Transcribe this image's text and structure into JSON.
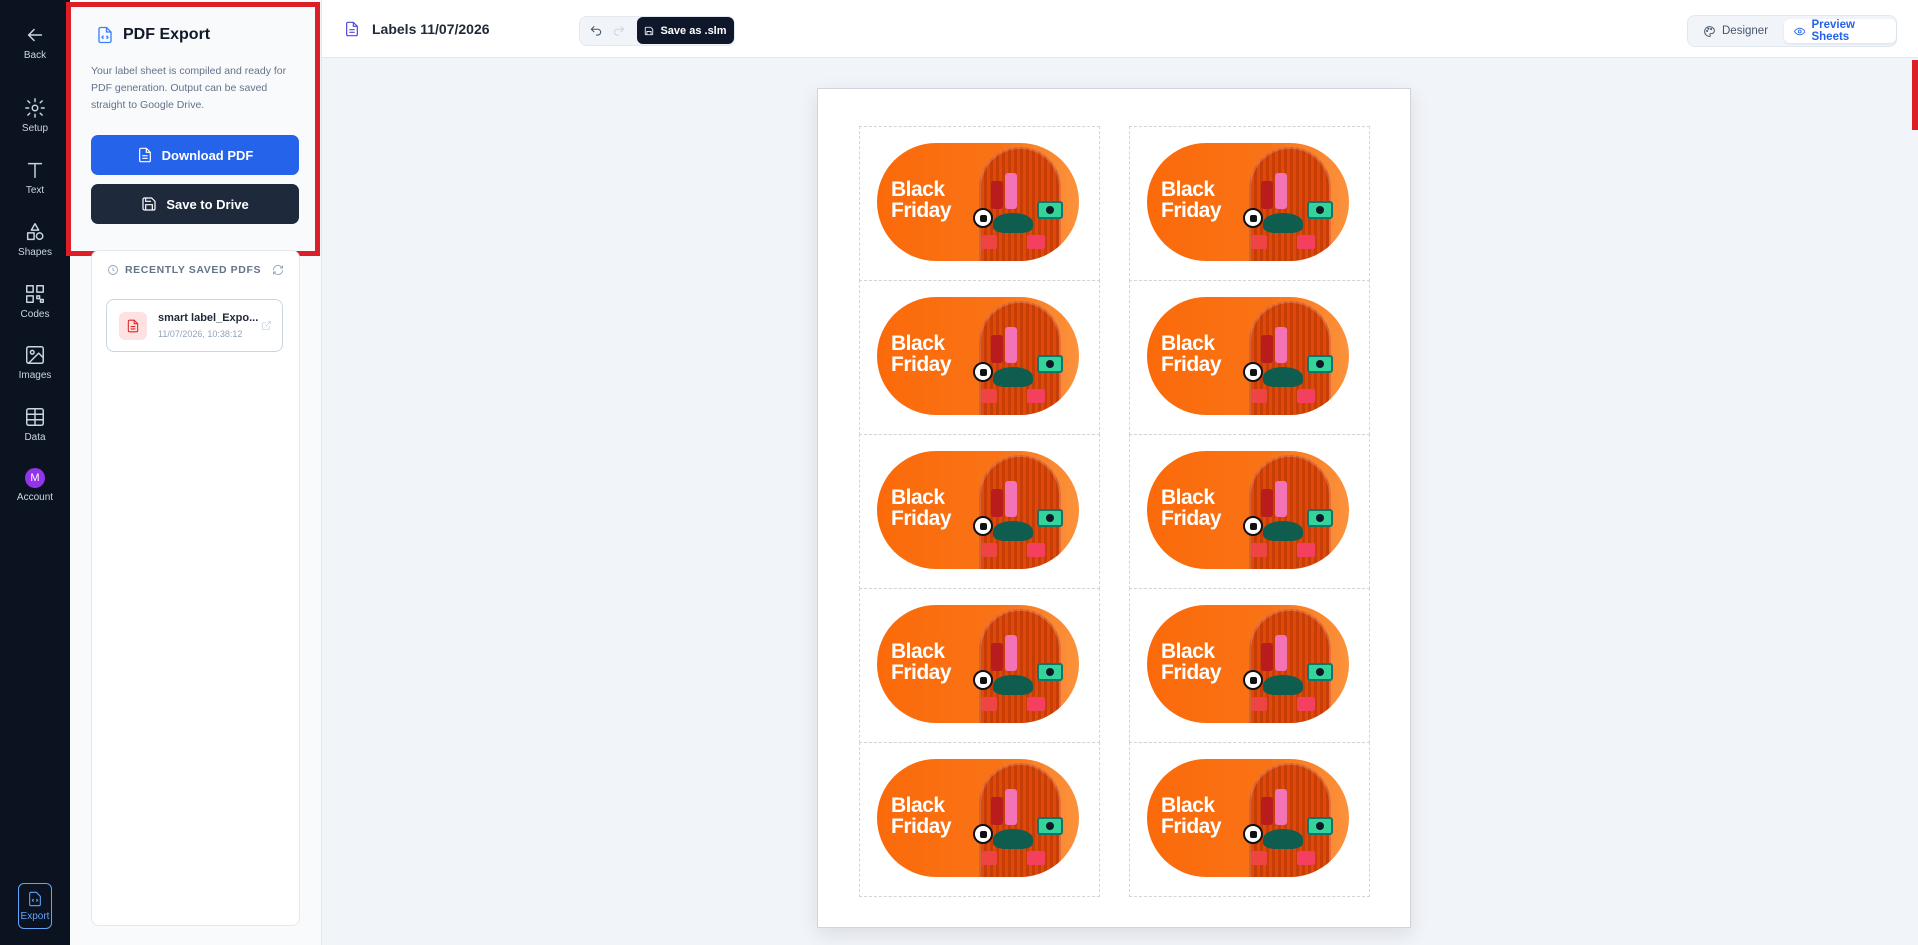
{
  "rail": {
    "back": "Back",
    "setup": "Setup",
    "text": "Text",
    "shapes": "Shapes",
    "codes": "Codes",
    "images": "Images",
    "data": "Data",
    "account": "Account",
    "account_initial": "M",
    "export": "Export"
  },
  "panel": {
    "title": "PDF Export",
    "description": "Your label sheet is compiled and ready for PDF generation. Output can be saved straight to Google Drive.",
    "download_label": "Download PDF",
    "drive_label": "Save to Drive",
    "recent_heading": "RECENTLY SAVED PDFS",
    "recent_files": [
      {
        "name": "smart label_Expo...",
        "date": "11/07/2026, 10:38:12"
      }
    ]
  },
  "toolbar": {
    "doc_title": "Labels 11/07/2026",
    "save_label": "Save as .slm",
    "designer_label": "Designer",
    "preview_label": "Preview Sheets"
  },
  "sheet": {
    "label_text_line1": "Black",
    "label_text_line2": "Friday",
    "rows": 5,
    "columns": 2
  },
  "colors": {
    "accent_blue": "#2563eb",
    "highlight_red": "#dc1f26",
    "label_orange": "#f97316"
  }
}
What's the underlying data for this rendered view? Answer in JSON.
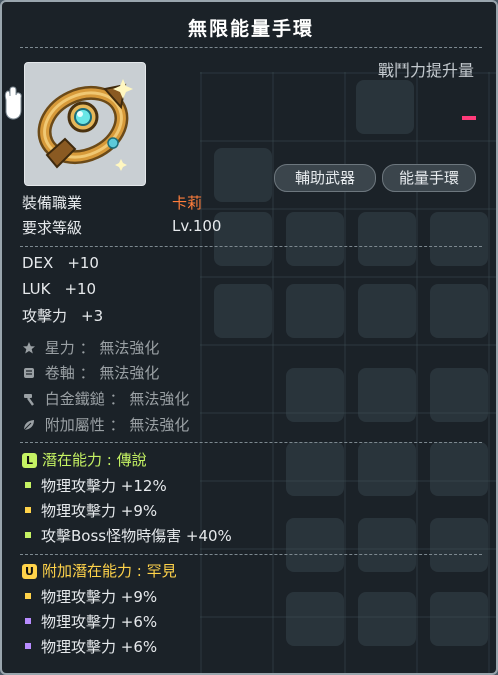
{
  "title": "無限能量手環",
  "combat_power_label": "戰鬥力提升量",
  "tags": [
    "輔助武器",
    "能量手環"
  ],
  "requirements": {
    "job_label": "裝備職業",
    "job_value": "卡莉",
    "level_label": "要求等級",
    "level_value": "Lv.100"
  },
  "stats": [
    {
      "name": "DEX",
      "value": "+10"
    },
    {
      "name": "LUK",
      "value": "+10"
    },
    {
      "name": "攻擊力",
      "value": "+3"
    }
  ],
  "enhancements": [
    {
      "label": "星力",
      "value": "無法強化",
      "icon": "star-icon"
    },
    {
      "label": "卷軸",
      "value": "無法強化",
      "icon": "scroll-icon"
    },
    {
      "label": "白金鐵鎚",
      "value": "無法強化",
      "icon": "hammer-icon"
    },
    {
      "label": "附加屬性",
      "value": "無法強化",
      "icon": "leaf-icon"
    }
  ],
  "potential": {
    "badge": "L",
    "label": "潛在能力",
    "separator": ":",
    "grade": "傳說",
    "color": "#c5f263",
    "lines": [
      {
        "text": "物理攻擊力",
        "value": "+12%",
        "bullet_color": "#c5f263"
      },
      {
        "text": "物理攻擊力",
        "value": "+9%",
        "bullet_color": "#ffd34a"
      },
      {
        "text": "攻擊Boss怪物時傷害",
        "value": "+40%",
        "bullet_color": "#c5f263"
      }
    ]
  },
  "bonus_potential": {
    "badge": "U",
    "label": "附加潛在能力",
    "separator": ":",
    "grade": "罕見",
    "color": "#ffd34a",
    "lines": [
      {
        "text": "物理攻擊力",
        "value": "+9%",
        "bullet_color": "#ffd34a"
      },
      {
        "text": "物理攻擊力",
        "value": "+6%",
        "bullet_color": "#b88cff"
      },
      {
        "text": "物理攻擊力",
        "value": "+6%",
        "bullet_color": "#b88cff"
      }
    ]
  }
}
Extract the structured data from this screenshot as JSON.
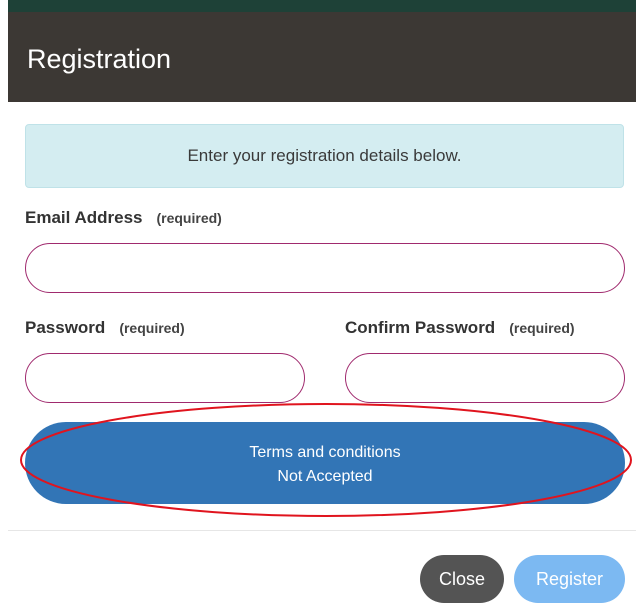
{
  "dialog": {
    "title": "Registration",
    "info_message": "Enter your registration details below."
  },
  "form": {
    "email": {
      "label": "Email Address",
      "required_text": "(required)",
      "value": "",
      "placeholder": ""
    },
    "password": {
      "label": "Password",
      "required_text": "(required)",
      "value": "",
      "placeholder": ""
    },
    "confirm_password": {
      "label": "Confirm Password",
      "required_text": "(required)",
      "value": "",
      "placeholder": ""
    },
    "terms": {
      "line1": "Terms and conditions",
      "line2": "Not Accepted"
    }
  },
  "footer": {
    "close_label": "Close",
    "register_label": "Register"
  },
  "colors": {
    "header_bg": "#3c3834",
    "info_bg": "#d4edf1",
    "field_border": "#a02a6e",
    "terms_bg": "#3275b6",
    "close_bg": "#545454",
    "register_bg": "#7cb9f2",
    "annotation": "#e0141e"
  }
}
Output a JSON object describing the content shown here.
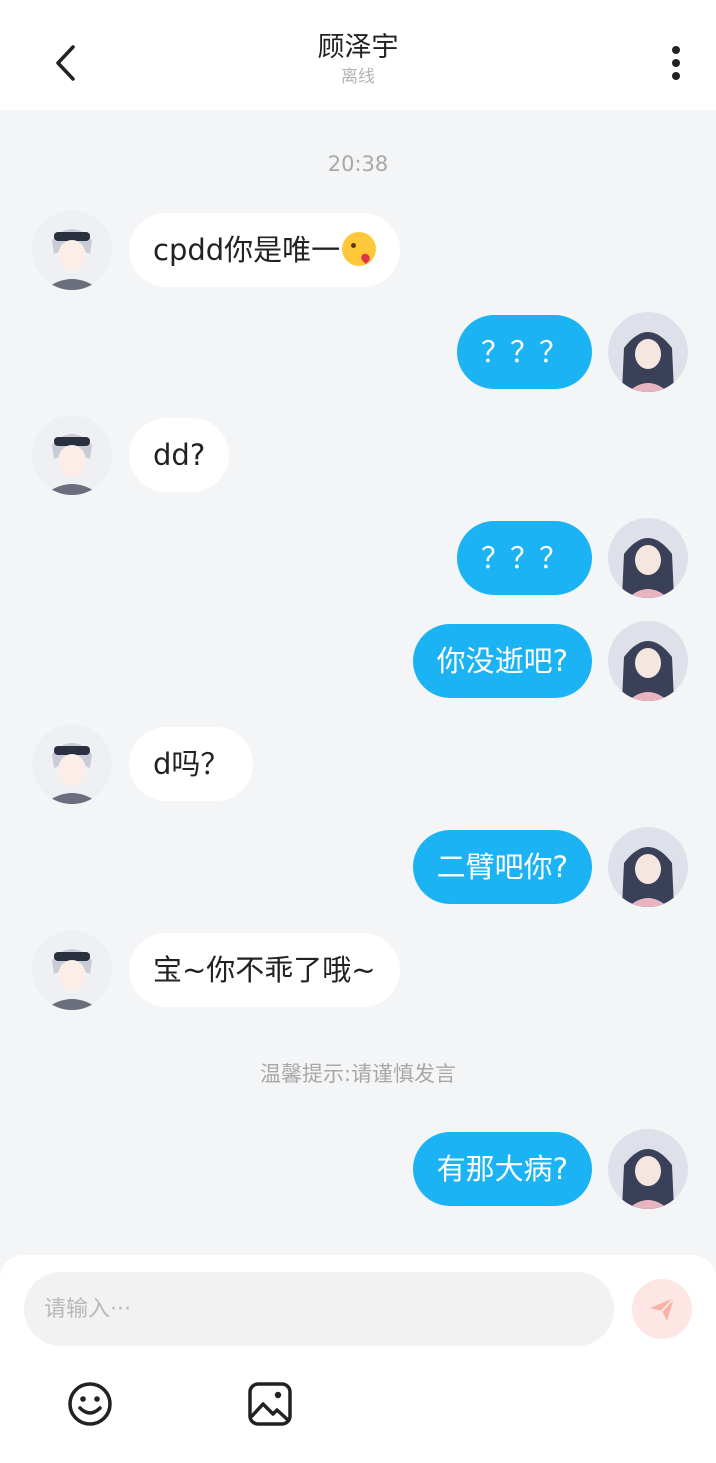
{
  "header": {
    "title": "顾泽宇",
    "status": "离线"
  },
  "chat": {
    "timestamp": "20:38",
    "tip": "温馨提示:请谨慎发言",
    "messages": [
      {
        "side": "in",
        "text": "cpdd你是唯一",
        "emoji": "kissing-heart"
      },
      {
        "side": "out",
        "text": "？？？"
      },
      {
        "side": "in",
        "text": "dd?"
      },
      {
        "side": "out",
        "text": "？？？"
      },
      {
        "side": "out",
        "text": "你没逝吧?"
      },
      {
        "side": "in",
        "text": "d吗？"
      },
      {
        "side": "out",
        "text": "二臂吧你?"
      },
      {
        "side": "in",
        "text": "宝~你不乖了哦~"
      },
      {
        "side": "out",
        "text": "有那大病?"
      }
    ]
  },
  "composer": {
    "placeholder": "请输入···",
    "value": ""
  },
  "icons": {
    "back": "chevron-left-icon",
    "more": "more-vertical-icon",
    "send": "paper-plane-icon",
    "emoji": "smiley-icon",
    "image": "image-icon"
  },
  "colors": {
    "accent": "#1cb3f5",
    "incoming_bubble": "#ffffff",
    "background": "#f4f5f7",
    "send_button": "#fde6e3"
  }
}
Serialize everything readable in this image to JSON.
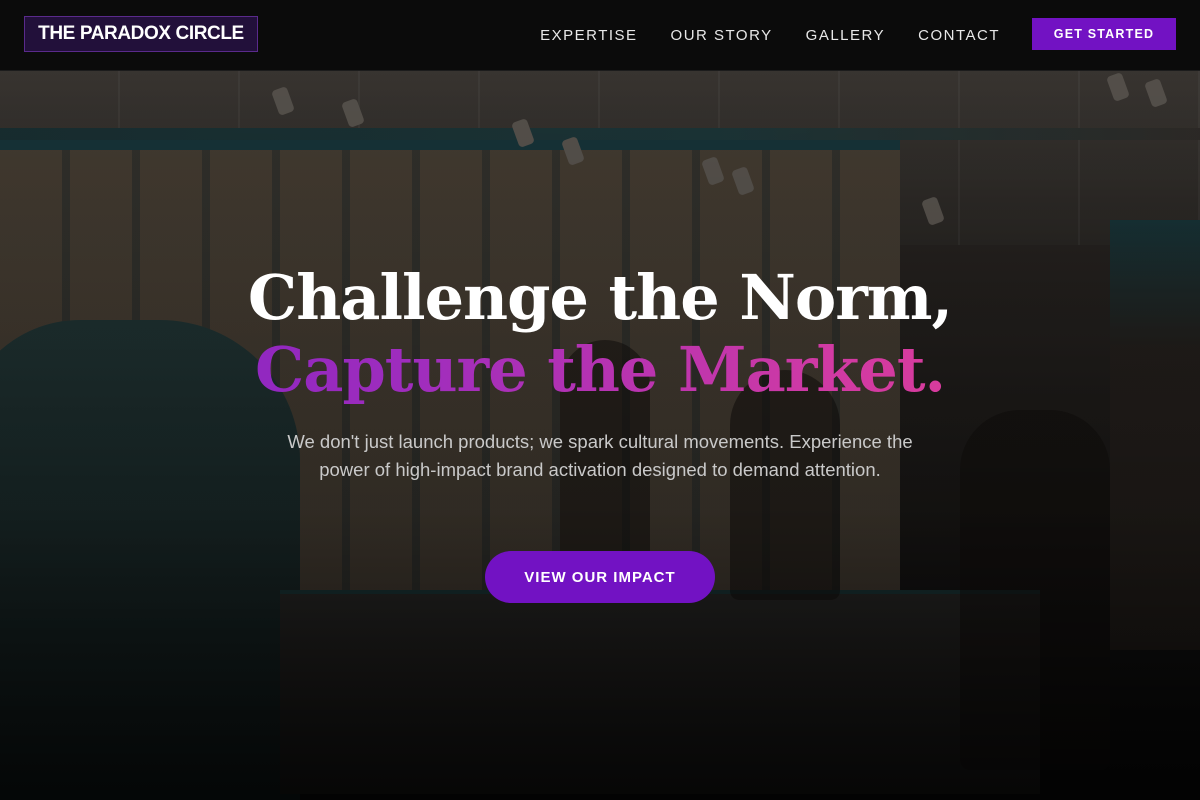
{
  "nav": {
    "logo": "THE PARADOX CIRCLE",
    "links": [
      "EXPERTISE",
      "OUR STORY",
      "GALLERY",
      "CONTACT"
    ],
    "cta": "GET STARTED"
  },
  "hero": {
    "headline_line1": "Challenge the Norm,",
    "headline_line2": "Capture the Market.",
    "subtext": "We don't just launch products; we spark cultural movements. Experience the power of high-impact brand activation designed to demand attention.",
    "cta": "VIEW OUR IMPACT"
  },
  "colors": {
    "accent": "#7212c3",
    "gradient_start": "#7a1fc4",
    "gradient_end": "#e63e8e",
    "nav_bg": "#0b0b0b"
  }
}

----

* The exercise:
Which lines hold the word "this"? Copy all of them.

* Final result:
Transcribe this image's text and structure into JSON.
What's the underlying data for this rendered view? Answer in JSON.
Extract the structured data from this screenshot as JSON.
Serialize everything readable in this image to JSON.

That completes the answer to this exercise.